**提供的文字:**
__________________________________________________

【GaussDB】使用gdb定位GaussDB編譯package報錯
背景
在某次遷移Oracle到GaussDB時,應用開發人員將改好的package在GaussDB里進行創建,沒有ERROR也沒有WARNING,但是編譯無效對象的時候報錯了。雖然已經找到了是哪個包編譯報錯,但是這個包有上萬行,而且里面也有好幾十個procedure,而報錯信息僅僅只有 ERROR: Failed to query the 323 type in the cache.
,沒有上下文信息,連行號都沒有,根本無從判斷是哪里出了問題。
基本排查
- 嘗試drop這個package,然后重建,再編譯,現象一樣
- 嘗試重啟數據庫以清空全局PLSQL緩存,再編譯,現象一樣
這意味著這個問題與緩存無關,大概率也與其他依賴對象無關,所以暫時針對這個package進行排查。
對于不會gdb調試的人來說,要排查這個問題只能對著這個package,使用二分法來刪除里面的procedure,直到刪到某個procedure前后報錯發生變化,但要注意里面的procedure的依賴。當時就這么一路刪,最后的確發現了原因,但是耗費的時間非常久,解決依賴關系時還要手動改代碼。
那么有沒有一種方式能迅速定位是哪個procedure的問題么?
當然有,那就是使用gdb直接進行內核級別調試,因為Gauss系數據庫編譯package時,都是會逐個對里面的每一個procedure和function進行編譯。

__________________________________________________

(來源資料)
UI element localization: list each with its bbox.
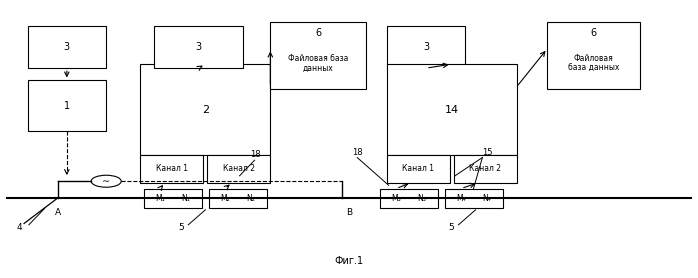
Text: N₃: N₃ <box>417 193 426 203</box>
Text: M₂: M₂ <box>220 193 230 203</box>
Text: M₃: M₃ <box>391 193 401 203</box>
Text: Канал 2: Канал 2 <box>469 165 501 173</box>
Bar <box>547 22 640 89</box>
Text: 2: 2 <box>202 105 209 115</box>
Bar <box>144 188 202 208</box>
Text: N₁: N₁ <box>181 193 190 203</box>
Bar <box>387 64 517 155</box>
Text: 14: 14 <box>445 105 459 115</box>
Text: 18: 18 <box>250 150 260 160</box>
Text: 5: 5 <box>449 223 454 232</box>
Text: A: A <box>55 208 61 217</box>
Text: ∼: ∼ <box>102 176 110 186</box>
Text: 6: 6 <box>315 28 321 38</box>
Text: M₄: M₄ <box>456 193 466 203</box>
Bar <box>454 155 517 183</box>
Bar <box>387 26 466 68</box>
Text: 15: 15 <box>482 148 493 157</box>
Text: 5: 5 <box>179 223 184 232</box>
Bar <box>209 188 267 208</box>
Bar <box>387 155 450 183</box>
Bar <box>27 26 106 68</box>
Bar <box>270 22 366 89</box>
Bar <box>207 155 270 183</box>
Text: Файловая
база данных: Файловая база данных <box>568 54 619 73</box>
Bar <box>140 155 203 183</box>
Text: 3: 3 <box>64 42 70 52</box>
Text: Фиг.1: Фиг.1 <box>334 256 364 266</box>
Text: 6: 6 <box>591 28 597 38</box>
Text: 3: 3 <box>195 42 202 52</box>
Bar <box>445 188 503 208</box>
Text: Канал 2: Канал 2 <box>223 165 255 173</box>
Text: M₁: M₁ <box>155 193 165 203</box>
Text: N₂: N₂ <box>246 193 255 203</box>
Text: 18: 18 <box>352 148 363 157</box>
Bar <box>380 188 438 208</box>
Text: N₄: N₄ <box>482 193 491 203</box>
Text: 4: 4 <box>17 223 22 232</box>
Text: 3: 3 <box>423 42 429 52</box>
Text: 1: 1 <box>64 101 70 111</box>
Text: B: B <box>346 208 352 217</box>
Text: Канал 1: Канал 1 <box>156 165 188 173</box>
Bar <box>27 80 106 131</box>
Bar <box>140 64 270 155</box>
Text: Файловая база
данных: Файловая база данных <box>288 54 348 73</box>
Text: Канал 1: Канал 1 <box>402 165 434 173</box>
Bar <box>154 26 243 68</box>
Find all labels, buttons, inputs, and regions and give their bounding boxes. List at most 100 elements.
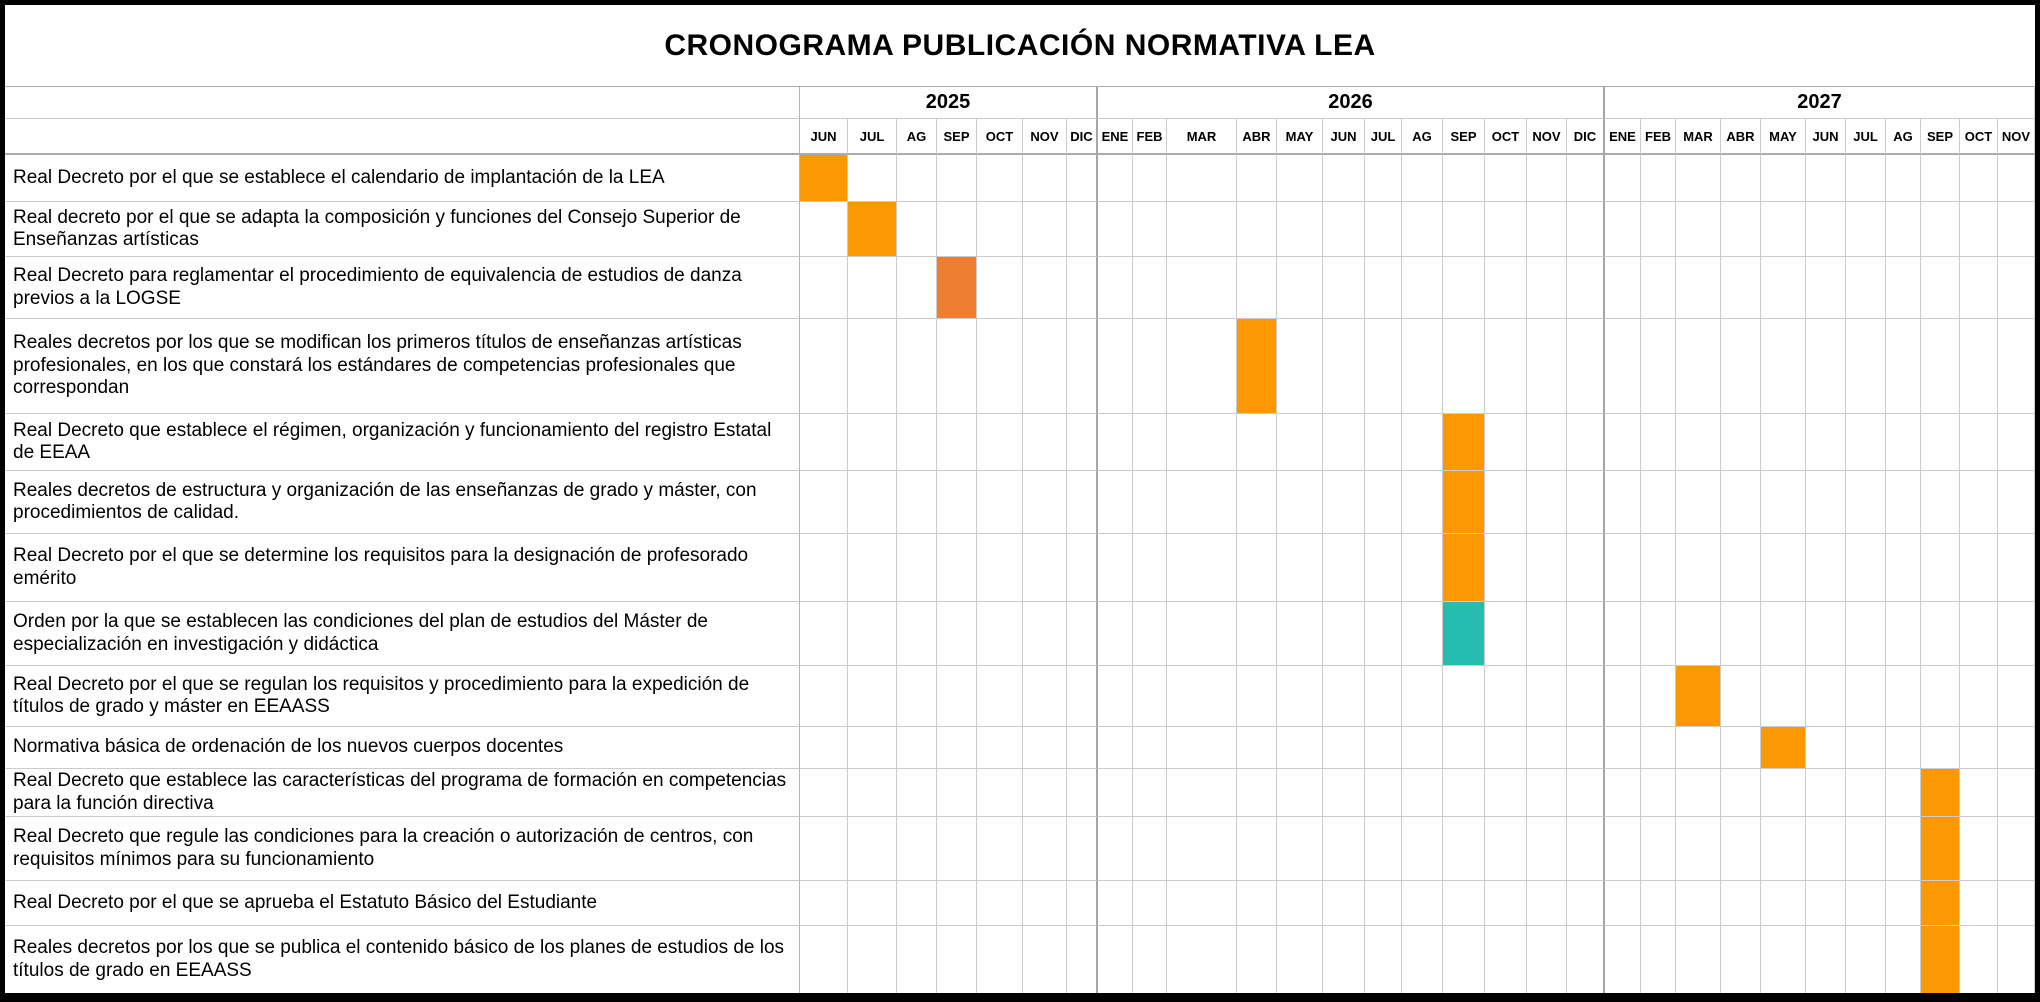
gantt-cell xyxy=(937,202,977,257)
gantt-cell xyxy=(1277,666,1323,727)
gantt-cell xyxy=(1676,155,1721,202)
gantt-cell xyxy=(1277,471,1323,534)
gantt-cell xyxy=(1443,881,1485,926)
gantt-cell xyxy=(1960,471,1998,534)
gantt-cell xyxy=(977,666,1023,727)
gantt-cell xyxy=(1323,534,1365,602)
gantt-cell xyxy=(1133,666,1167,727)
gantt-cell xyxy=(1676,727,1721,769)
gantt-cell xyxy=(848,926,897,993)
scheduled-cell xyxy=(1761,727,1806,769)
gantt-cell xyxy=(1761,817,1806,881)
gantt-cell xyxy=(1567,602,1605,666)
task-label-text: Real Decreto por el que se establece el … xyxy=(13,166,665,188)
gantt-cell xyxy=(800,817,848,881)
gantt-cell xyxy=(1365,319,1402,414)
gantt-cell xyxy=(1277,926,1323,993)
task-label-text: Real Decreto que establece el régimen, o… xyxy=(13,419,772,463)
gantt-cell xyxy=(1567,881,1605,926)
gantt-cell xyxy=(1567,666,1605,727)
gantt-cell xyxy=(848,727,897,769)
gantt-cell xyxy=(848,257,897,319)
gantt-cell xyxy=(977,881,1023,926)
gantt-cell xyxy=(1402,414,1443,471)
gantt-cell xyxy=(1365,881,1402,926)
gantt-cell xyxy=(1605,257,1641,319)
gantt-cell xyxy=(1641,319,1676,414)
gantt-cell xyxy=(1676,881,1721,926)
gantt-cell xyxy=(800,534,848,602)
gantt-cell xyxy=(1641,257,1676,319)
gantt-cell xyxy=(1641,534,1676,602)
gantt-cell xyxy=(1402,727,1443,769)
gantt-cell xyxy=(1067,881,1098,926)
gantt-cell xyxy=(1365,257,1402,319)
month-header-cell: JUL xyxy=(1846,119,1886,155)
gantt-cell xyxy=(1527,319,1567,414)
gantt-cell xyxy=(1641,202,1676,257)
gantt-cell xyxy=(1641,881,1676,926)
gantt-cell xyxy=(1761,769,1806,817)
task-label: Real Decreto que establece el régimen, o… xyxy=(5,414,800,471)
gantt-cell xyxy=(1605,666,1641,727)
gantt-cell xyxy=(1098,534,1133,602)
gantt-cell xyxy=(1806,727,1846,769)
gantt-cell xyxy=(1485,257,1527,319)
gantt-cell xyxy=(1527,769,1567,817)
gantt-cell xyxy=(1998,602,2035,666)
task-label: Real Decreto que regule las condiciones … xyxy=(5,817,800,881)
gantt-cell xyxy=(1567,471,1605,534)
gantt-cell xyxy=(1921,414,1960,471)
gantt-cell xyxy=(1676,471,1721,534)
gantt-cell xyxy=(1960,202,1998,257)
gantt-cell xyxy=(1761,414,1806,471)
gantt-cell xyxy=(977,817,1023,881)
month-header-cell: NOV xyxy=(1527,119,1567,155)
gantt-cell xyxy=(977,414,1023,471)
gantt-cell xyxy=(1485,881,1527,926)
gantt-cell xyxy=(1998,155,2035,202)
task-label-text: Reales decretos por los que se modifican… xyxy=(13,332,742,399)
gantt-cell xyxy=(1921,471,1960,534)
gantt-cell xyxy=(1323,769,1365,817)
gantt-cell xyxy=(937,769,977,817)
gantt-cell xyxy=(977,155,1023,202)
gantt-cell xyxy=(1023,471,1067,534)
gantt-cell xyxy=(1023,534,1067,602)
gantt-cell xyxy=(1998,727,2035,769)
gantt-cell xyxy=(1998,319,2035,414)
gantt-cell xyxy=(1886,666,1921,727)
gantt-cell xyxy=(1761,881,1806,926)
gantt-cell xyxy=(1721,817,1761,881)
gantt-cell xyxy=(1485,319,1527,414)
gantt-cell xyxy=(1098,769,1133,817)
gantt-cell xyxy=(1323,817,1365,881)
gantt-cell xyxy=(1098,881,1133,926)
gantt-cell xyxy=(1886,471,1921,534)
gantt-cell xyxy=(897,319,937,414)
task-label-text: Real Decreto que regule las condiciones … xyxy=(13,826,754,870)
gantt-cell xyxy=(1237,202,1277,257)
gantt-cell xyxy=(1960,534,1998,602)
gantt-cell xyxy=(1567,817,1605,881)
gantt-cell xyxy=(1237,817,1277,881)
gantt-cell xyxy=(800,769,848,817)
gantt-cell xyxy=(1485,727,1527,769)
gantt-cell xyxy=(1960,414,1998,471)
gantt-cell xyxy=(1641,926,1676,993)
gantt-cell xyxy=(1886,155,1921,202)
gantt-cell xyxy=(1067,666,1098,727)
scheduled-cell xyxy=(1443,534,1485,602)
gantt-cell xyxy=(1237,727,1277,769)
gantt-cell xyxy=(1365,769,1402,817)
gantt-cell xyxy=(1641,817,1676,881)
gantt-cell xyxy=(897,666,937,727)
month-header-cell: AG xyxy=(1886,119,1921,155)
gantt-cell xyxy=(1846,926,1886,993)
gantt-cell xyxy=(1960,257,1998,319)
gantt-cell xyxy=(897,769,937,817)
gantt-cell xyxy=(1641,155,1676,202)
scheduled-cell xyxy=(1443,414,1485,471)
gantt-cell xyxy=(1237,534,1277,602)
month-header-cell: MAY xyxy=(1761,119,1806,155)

__________________________________________________

**練習題:**
• 1. 從“對于不會gdb調試的人來說,要排查這個問”一直到“和function進行編譯。”，把講用 gdb 定位 GaussDB 編譯報錯的文字中這一段原文照錄下來。
• 2. 接著講用 gdb 定位 GaussDB 編譯報錯的文字往下續寫，從它最後一句之後開始。

**各題答案:**
• 1.
對于不會gdb調試的人來說,要排查這個問題只能對著這個package,使用二分法來刪除里面的procedure,直到刪到某個procedure前后報錯發生變化,但要注意里面的procedure的依賴。當時就這么一路刪,最后的確發現了原因,但是耗費的時間非常久,解決依賴關系時還要手動改代碼。
那么有沒有一種方式能迅速定位是哪個procedure的問題么?
當然有,那就是使用gdb直接進行內核級別調試,因為Gauss系數據庫編譯package時,都是會逐個對里面的每一個procedure和function進行編譯。

• 2.
gdb調試前置準備
由于已經找到了觸發這個報錯的package特征,因此下面就用最小化模擬用例來進行演示:
測試用例
create package pkg_test_4 is
procedure p1(i1 in varchar2,i2 out varchar2,i3 out varchar2);
end;
/
create package body pkg_test_4 is
procedure p1(i1 in varchar2,i2 in varchar2,i3 out varchar2) isbeginnull;end;
end;
/
alter package pkg_test_4 compile;
執行效果
gaussdb=# alter package pkg_test_4 compile;
gaussdb=# create or replace package pkg_test_4 is
gaussdb$# procedure p1(i1 in varchar2,
gaussdb$# i2 out varchar2,
gaussdb$# i3 out varchar2);
gaussdb$# end;
gaussdb$# /
CREATE PACKAGE
gaussdb=# create or replace package body pkg_test_4 is
gaussdb$# procedure p1(i1 in varchar2,
gaussdb$# i2 in varchar2,
gaussdb$# i3 out varchar2) is
gaussdb$# begin
gaussdb$# null;
gaussdb$# end;
gaussdb$# end;
gaussdb$# /
CREATE PACKAGE BODY
gaussdb=# alter package pkg_test_4 compile;
ERROR: Failed to query the 323 type in the cache.
gaussdb=#
使用gdb調試找問題有個關鍵,就是這個問題最好是能穩定復現的,否則gdb抓不到報錯現場也很難分析問題。
另外,開始gdb調試前,一定要先把對應版本的符號表準備好,比較簡單的方式就是直接把符號表里的bin和lib解壓到GaussDB的bin和lib目錄。
在之前分析MogDB的問題時,我們內核研發有教過我可以使用 b errstart if elevel>19
設置斷點來斷住所有 ERROR
以上級別的報錯,但是這招在GaussDB似乎不行了
(gdb) b errstart if elevel>19
No symbol "elevel" in current context.
(gdb)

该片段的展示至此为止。